● **Supplied text**
Princeton scientists discover a topological magnet that exhibits exotic quantum effects

The arrows represent the electron spins pointing up from a kagome lattice. The chirality is represented by the counterclockwise circle of fire, which represents the propagating electrons/current on the edge of the magnet. The two cones demonstrate that the bulk of the magnet contains Dirac fermions (linear or conical dispersion of bands) with an energy gap (Chern gap), making it topological. Image by M. Zahid Hasan group, Princeton University

An international team led by researchers at Princeton University has uncovered a new class of magnet that exhibits novel quantum effects that extend to room temperature.

The researchers discovered a quantized topological phase in a pristine magnet. Their findings provide insights into a 30-year-old theory of how electrons spontaneously quantize and demonstrate a proof-of-principle method to discover new topological magnets.

Quantum magnets are promising platforms for dissipationless current, high storage capacity and future green technologies. The study was published in the journal Nature this week.

The discovery's roots lie in the workings of the quantum Hall effect- a form of topological effect which was the subject of the Nobel Prize in Physics in 1985. This was the first time that a branch of theoretical mathematics, called topology, would start to fundamentally change how we describe and classify matter that makes up the world around us.

Ever since, topological phases have been intensely studied in science and engineering. Many new classes of quantum materials with topological electronic structures have been found, including topological insulators and Weyl semimetals. However, while some of the most exciting theoretical ideas require magnetism, most materials explored have been nonmagnetic and show no quantization, leaving many tantalizing possibilities unfulfilled.

“The discovery of a magnetic topological material with quantized behavior is a major step forward that could unlock new horizons in harnessing quantum topology for future fundamental physics and next-generation device research” said M. Zahid Hasan, the Eugene Higgins Professor of Physics at Princeton University, who led the research team.

While experimental discoveries were rapidly being made, theoretical physics excelled at developing ideas leading to new measurements. Important theoretical concepts on 2D topological insulators were put forward in 1988 by F. Duncan Haldane, the Thomas D. Jones Professor of Mathematical Physics and the Sherman Fairchild University Professor of Physics at Princeton, who in 2016 was awarded the Nobel Prize in Physics for theoretical discoveries of topological phase transitions and topological phases of matter. Subsequent theoretical developments showed that topological insulator-hosting magnetism in a special atomic arrangement known as a kagome lattice can host some of the most bizarre quantum effects.

Hasan and his team has been on a decade-long search for a topological magnetic quantum state that may also operate at room temperature since their discovery of the first examples of three dimensional topological insulators. Recently, they found a materials solution to Haldane's conjecture in a kagome lattice magnet that is capable of operating at room temperature, which also exhibits the much desired quantization.

“The kagome lattice can be designed to possess relativistic band crossings and strong electron-electron interactions. Both are essential for novel magnetism. Therefore, we realized that kagome magnets are a promising system in which to search for topological magnet phases as they are like the topological insulators that we studied before,” said Hasan.

For so long, direct material and experimental visualization of this phenomenon has remained elusive. The team found that most of the kagome magnets were too difficult to synthesize, the magnetism was not sufficiently well understood, no decisive experimental signatures of the topology or quantization could be observed, or they operate only at very low temperatures.

● **Recorded data**
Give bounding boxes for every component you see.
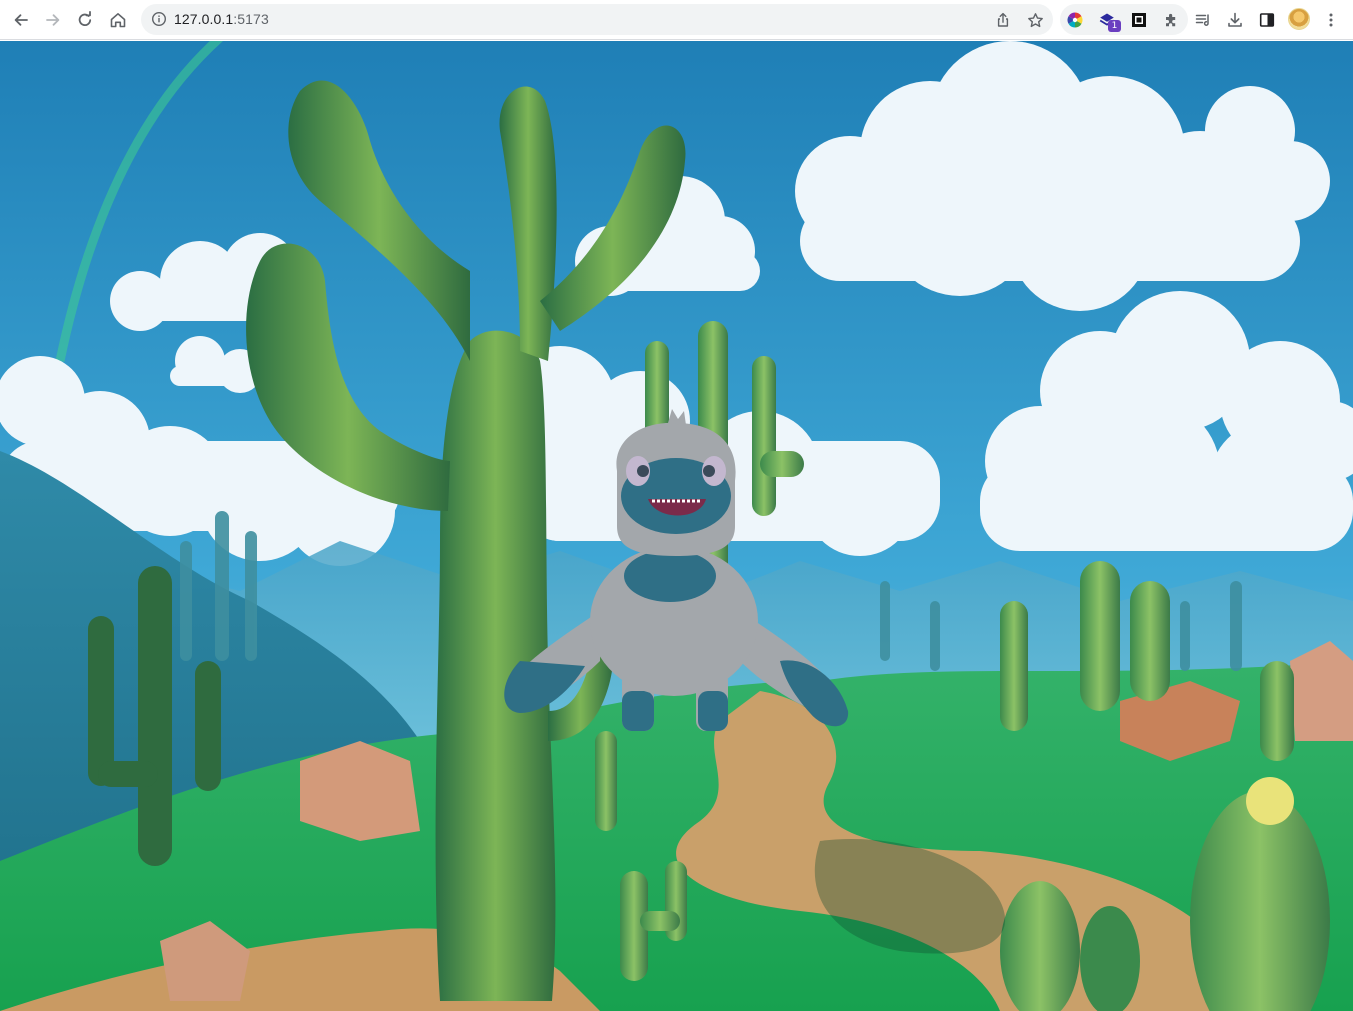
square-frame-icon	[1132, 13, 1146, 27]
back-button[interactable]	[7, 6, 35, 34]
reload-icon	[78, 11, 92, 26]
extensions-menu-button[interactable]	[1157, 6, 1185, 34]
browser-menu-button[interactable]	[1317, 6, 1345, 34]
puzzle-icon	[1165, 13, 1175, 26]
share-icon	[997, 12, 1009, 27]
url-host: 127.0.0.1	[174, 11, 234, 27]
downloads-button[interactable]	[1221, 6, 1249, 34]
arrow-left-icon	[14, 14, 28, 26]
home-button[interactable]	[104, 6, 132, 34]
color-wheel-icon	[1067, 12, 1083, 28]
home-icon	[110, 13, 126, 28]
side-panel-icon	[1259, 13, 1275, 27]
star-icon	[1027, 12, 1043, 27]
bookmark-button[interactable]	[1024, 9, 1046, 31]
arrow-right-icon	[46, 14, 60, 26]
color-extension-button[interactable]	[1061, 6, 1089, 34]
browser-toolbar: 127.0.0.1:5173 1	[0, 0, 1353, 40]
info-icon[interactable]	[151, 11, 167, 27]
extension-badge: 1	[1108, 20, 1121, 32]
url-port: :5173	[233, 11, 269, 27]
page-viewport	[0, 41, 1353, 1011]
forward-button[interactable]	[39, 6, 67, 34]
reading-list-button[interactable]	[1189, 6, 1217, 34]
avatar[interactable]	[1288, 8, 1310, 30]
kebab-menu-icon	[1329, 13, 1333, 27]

● **Exercises to complete**
1) The last paragraph of the Princeton topological magnet article gives several obstacles the team met with most kagome magnets. List each one.
2) Summarize the Princeton topological magnet article in two sentences.
3) Write the next part of the Princeton topological magnet article, starting after its final sentence.
The listing has no connection to the article on the Princeton topological magnet.

● **Task-by-task results**
1)
- Most of the kagome magnets were too difficult to synthesize.
- The magnetism was not sufficiently well understood.
- No decisive experimental signatures of the topology or quantization could be observed.
- They operate only at very low temperatures.

2) A Princeton-led international team, publishing in Nature, discovered a quantized topological phase in a pristine kagome lattice magnet, a new class of magnet whose quantum effects extend to room temperature. The finding, the result of a decade-long search by M. Zahid Hasan's team, offers a materials solution to Haldane's conjecture and insight into a 30-year-old theory of how electrons spontaneously quantize.

3)
“A suitable atomic chemistry and magnetic structure design coupled to first-principles theory is the crucial step to make Duncan Haldane's speculative prediction realistic in a high-temperature setting,” said Hasan. “There are hundreds of kagome magnets, and we need both intuition, experience, materials-specific calculations, and intense experimental efforts to eventually find the right material for in-depth exploration. And that took us on a decade-long journey.”

Through several years of intense research on several families of topological magnets (Nature 562, 91 (2018); Nature Phys 15, 443 (2019), Phys. Rev. Lett. 123, 196604 (2019), Nature Commun. 11, 559 (2020), Phys. Rev. Lett. 125, 046401 (2020)), the team gradually realized that a material made of the elements terbium, magnesium and tin (TbMn6Sn6) has the ideal crystal structure with chemically pristine, quantum mechanical properties and spatially segregated kagome lattice layers.

Moreover, it uniquely features a strong out-of-plane magnetization. With this ideal kagome magnet successfully synthesized at the large single crystal level by collaborators from Shuang Jia's group at Peking University, Hasan's group began systematic state-of-the-art measurements to check whether the crystals are topological and, more important, feature the desired exotic quantum magnetic state.

The Princeton team of researchers used an advanced technique known as scanning tunneling microscopy, which is capable of probing the electronic and spin wavefunctions of a material at the sub-atomic scale with sub-millivolt energy resolution. Under these fine-tuned conditions, the researchers identified the magnetic kagome lattice atoms in the crystal, findings that were further confirmed by state-of-the-art angle-resolved photoemission spectroscopy with momentum resolution.

“The first surprise was that the magnetic kagome lattice in this material is super clean in our scanning tunneling microscopy,” said Songtian Sonia Zhang, a co-author of the study who earned her Ph.D. at Princeton earlier this year. “The experimental visualization of such a defect-free magnetic kagome lattice offers an unprecedented opportunity to explore its intrinsic topological quantum properties.”

The real magical moment was when the researchers turned on a magnetic field. They found that the electronic states of the kagome lattice modulate dramatically, forming quantized energy levels in a way that is consistent with Dirac topology. By gradually raising the magnetic field to 9 Tesla, which is hundreds of thousands of times higher than the earth's magnetic field, they systematically mapped out the complete quantization of this magnet.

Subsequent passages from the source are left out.